→ **To be done**: Every record below is to be retyped exactly.

→ **Dataset**:
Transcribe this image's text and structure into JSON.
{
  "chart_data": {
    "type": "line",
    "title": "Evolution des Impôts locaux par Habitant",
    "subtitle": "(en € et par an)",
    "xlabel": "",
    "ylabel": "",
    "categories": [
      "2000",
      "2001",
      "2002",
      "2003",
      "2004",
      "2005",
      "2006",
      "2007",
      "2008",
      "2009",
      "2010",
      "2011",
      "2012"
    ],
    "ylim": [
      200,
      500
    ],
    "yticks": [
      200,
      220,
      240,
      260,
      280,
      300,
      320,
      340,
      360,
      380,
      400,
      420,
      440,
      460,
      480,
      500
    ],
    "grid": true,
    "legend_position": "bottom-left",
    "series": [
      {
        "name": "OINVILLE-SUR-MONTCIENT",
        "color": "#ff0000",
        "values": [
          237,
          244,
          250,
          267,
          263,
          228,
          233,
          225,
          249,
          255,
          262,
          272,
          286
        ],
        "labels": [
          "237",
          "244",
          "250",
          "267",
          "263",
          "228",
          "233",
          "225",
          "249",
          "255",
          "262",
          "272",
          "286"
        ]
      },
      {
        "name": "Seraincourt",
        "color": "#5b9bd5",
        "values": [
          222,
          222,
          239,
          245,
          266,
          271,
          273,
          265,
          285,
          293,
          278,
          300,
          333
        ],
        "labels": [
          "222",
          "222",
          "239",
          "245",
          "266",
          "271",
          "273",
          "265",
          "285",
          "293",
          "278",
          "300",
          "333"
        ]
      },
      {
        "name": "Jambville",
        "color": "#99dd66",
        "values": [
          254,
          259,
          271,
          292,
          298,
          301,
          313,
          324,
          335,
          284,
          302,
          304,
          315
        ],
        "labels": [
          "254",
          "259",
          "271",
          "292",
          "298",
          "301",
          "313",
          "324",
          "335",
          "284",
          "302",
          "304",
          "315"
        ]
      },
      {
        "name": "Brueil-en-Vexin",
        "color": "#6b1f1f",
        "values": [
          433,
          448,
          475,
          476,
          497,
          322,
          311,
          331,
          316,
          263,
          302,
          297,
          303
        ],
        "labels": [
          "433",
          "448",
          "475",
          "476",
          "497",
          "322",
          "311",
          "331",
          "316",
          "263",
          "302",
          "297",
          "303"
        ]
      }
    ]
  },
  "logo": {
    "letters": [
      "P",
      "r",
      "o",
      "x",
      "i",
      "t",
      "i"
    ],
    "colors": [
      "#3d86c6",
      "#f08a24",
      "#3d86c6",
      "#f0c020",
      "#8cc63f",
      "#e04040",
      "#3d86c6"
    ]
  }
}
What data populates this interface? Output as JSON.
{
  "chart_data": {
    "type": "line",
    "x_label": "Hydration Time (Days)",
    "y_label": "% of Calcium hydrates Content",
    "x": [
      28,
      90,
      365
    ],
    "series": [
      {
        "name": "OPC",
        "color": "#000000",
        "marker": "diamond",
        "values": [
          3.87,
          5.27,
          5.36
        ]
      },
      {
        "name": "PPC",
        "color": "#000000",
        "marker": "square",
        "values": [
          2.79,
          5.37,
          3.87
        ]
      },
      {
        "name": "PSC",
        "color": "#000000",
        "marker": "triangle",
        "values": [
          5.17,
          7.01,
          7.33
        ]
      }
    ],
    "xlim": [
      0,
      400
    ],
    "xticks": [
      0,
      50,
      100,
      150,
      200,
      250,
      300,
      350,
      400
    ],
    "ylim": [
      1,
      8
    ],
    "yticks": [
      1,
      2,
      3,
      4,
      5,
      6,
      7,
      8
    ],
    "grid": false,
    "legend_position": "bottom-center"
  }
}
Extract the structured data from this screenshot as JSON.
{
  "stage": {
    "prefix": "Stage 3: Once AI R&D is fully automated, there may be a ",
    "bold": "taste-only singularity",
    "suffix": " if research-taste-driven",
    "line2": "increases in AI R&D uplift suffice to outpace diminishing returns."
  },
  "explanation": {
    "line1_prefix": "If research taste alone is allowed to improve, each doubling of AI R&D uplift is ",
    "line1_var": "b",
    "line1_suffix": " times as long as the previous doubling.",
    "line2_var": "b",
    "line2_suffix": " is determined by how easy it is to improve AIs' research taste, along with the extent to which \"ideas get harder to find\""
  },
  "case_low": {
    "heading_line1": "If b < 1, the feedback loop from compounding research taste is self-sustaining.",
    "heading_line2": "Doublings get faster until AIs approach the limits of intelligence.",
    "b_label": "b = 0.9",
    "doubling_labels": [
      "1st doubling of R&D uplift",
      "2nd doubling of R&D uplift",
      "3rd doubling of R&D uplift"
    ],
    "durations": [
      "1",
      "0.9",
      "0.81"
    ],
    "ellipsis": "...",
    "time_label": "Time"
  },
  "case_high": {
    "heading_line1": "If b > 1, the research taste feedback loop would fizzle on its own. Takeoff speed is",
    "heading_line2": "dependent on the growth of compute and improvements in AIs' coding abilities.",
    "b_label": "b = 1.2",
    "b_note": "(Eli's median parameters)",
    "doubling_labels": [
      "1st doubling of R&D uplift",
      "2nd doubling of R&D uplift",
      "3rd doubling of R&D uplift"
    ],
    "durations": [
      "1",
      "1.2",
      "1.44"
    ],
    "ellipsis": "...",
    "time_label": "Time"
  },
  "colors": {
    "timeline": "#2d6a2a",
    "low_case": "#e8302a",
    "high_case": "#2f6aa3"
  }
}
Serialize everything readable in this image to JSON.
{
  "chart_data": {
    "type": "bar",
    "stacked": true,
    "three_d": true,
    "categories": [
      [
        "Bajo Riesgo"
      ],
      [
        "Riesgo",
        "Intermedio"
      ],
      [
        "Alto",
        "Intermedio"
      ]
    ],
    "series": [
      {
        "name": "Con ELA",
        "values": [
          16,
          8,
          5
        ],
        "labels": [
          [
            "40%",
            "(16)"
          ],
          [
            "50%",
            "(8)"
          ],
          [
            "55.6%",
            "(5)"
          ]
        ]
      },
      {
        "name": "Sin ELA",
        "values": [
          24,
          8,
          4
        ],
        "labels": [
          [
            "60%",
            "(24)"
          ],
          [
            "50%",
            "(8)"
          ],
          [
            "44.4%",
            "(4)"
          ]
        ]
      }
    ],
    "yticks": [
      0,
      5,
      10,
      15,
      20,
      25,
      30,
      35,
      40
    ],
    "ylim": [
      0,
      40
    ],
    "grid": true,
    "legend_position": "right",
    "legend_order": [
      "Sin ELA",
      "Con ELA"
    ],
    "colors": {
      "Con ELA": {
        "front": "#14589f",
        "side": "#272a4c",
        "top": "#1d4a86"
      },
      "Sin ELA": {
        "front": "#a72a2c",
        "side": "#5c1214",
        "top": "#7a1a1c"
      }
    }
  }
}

→ **Exercise result**:
Transcribe this image's text and structure into JSON.
{
  "chart_data": {
    "type": "line",
    "title": "Evolution des Impôts locaux par Habitant",
    "subtitle": "(en € et par an)",
    "xlabel": "",
    "ylabel": "",
    "categories": [
      "2000",
      "2001",
      "2002",
      "2003",
      "2004",
      "2005",
      "2006",
      "2007",
      "2008",
      "2009",
      "2010",
      "2011",
      "2012"
    ],
    "ylim": [
      200,
      500
    ],
    "yticks": [
      200,
      220,
      240,
      260,
      280,
      300,
      320,
      340,
      360,
      380,
      400,
      420,
      440,
      460,
      480,
      500
    ],
    "grid": true,
    "legend_position": "bottom-left",
    "series": [
      {
        "name": "OINVILLE-SUR-MONTCIENT",
        "color": "#ff0000",
        "values": [
          237,
          244,
          250,
          267,
          263,
          228,
          233,
          225,
          249,
          255,
          262,
          272,
          286
        ],
        "labels": [
          "237",
          "244",
          "250",
          "267",
          "263",
          "228",
          "233",
          "225",
          "249",
          "255",
          "262",
          "272",
          "286"
        ]
      },
      {
        "name": "Seraincourt",
        "color": "#5b9bd5",
        "values": [
          222,
          222,
          239,
          245,
          266,
          271,
          273,
          265,
          285,
          293,
          278,
          300,
          333
        ],
        "labels": [
          "222",
          "222",
          "239",
          "245",
          "266",
          "271",
          "273",
          "265",
          "285",
          "293",
          "278",
          "300",
          "333"
        ]
      },
      {
        "name": "Jambville",
        "color": "#99dd66",
        "values": [
          254,
          259,
          271,
          292,
          298,
          301,
          313,
          324,
          335,
          284,
          302,
          304,
          315
        ],
        "labels": [
          "254",
          "259",
          "271",
          "292",
          "298",
          "301",
          "313",
          "324",
          "335",
          "284",
          "302",
          "304",
          "315"
        ]
      },
      {
        "name": "Brueil-en-Vexin",
        "color": "#6b1f1f",
        "values": [
          433,
          448,
          475,
          476,
          497,
          322,
          311,
          331,
          316,
          263,
          302,
          297,
          303
        ],
        "labels": [
          "433",
          "448",
          "475",
          "476",
          "497",
          "322",
          "311",
          "331",
          "316",
          "263",
          "302",
          "297",
          "303"
        ]
      }
    ]
  },
  "logo": {
    "letters": [
      "P",
      "r",
      "o",
      "x",
      "i",
      "t",
      "i"
    ],
    "colors": [
      "#3d86c6",
      "#f08a24",
      "#3d86c6",
      "#f0c020",
      "#8cc63f",
      "#e04040",
      "#3d86c6"
    ]
  }
}
What data populates this interface? Output as JSON.
{
  "chart_data": {
    "type": "line",
    "x_label": "Hydration Time (Days)",
    "y_label": "% of Calcium hydrates Content",
    "x": [
      28,
      90,
      365
    ],
    "series": [
      {
        "name": "OPC",
        "color": "#000000",
        "marker": "diamond",
        "values": [
          3.87,
          5.27,
          5.36
        ]
      },
      {
        "name": "PPC",
        "color": "#000000",
        "marker": "square",
        "values": [
          2.79,
          5.37,
          3.87
        ]
      },
      {
        "name": "PSC",
        "color": "#000000",
        "marker": "triangle",
        "values": [
          5.17,
          7.01,
          7.33
        ]
      }
    ],
    "xlim": [
      0,
      400
    ],
    "xticks": [
      0,
      50,
      100,
      150,
      200,
      250,
      300,
      350,
      400
    ],
    "ylim": [
      1,
      8
    ],
    "yticks": [
      1,
      2,
      3,
      4,
      5,
      6,
      7,
      8
    ],
    "grid": false,
    "legend_position": "bottom-center"
  }
}
Extract the structured data from this screenshot as JSON.
{
  "stage": {
    "prefix": "Stage 3: Once AI R&D is fully automated, there may be a ",
    "bold": "taste-only singularity",
    "suffix": " if research-taste-driven",
    "line2": "increases in AI R&D uplift suffice to outpace diminishing returns."
  },
  "explanation": {
    "line1_prefix": "If research taste alone is allowed to improve, each doubling of AI R&D uplift is ",
    "line1_var": "b",
    "line1_suffix": " times as long as the previous doubling.",
    "line2_var": "b",
    "line2_suffix": " is determined by how easy it is to improve AIs' research taste, along with the extent to which \"ideas get harder to find\""
  },
  "case_low": {
    "heading_line1": "If b < 1, the feedback loop from compounding research taste is self-sustaining.",
    "heading_line2": "Doublings get faster until AIs approach the limits of intelligence.",
    "b_label": "b = 0.9",
    "doubling_labels": [
      "1st doubling of R&D uplift",
      "2nd doubling of R&D uplift",
      "3rd doubling of R&D uplift"
    ],
    "durations": [
      "1",
      "0.9",
      "0.81"
    ],
    "ellipsis": "...",
    "time_label": "Time"
  },
  "case_high": {
    "heading_line1": "If b > 1, the research taste feedback loop would fizzle on its own. Takeoff speed is",
    "heading_line2": "dependent on the growth of compute and improvements in AIs' coding abilities.",
    "b_label": "b = 1.2",
    "b_note": "(Eli's median parameters)",
    "doubling_labels": [
      "1st doubling of R&D uplift",
      "2nd doubling of R&D uplift",
      "3rd doubling of R&D uplift"
    ],
    "durations": [
      "1",
      "1.2",
      "1.44"
    ],
    "ellipsis": "...",
    "time_label": "Time"
  },
  "colors": {
    "timeline": "#2d6a2a",
    "low_case": "#e8302a",
    "high_case": "#2f6aa3"
  }
}
Serialize everything readable in this image to JSON.
{
  "chart_data": {
    "type": "bar",
    "stacked": true,
    "three_d": true,
    "categories": [
      [
        "Bajo Riesgo"
      ],
      [
        "Riesgo",
        "Intermedio"
      ],
      [
        "Alto",
        "Intermedio"
      ]
    ],
    "series": [
      {
        "name": "Con ELA",
        "values": [
          16,
          8,
          5
        ],
        "labels": [
          [
            "40%",
            "(16)"
          ],
          [
            "50%",
            "(8)"
          ],
          [
            "55.6%",
            "(5)"
          ]
        ]
      },
      {
        "name": "Sin ELA",
        "values": [
          24,
          8,
          4
        ],
        "labels": [
          [
            "60%",
            "(24)"
          ],
          [
            "50%",
            "(8)"
          ],
          [
            "44.4%",
            "(4)"
          ]
        ]
      }
    ],
    "yticks": [
      0,
      5,
      10,
      15,
      20,
      25,
      30,
      35,
      40
    ],
    "ylim": [
      0,
      40
    ],
    "grid": true,
    "legend_position": "right",
    "legend_order": [
      "Sin ELA",
      "Con ELA"
    ],
    "colors": {
      "Con ELA": {
        "front": "#14589f",
        "side": "#272a4c",
        "top": "#1d4a86"
      },
      "Sin ELA": {
        "front": "#a72a2c",
        "side": "#5c1214",
        "top": "#7a1a1c"
      }
    }
  }
}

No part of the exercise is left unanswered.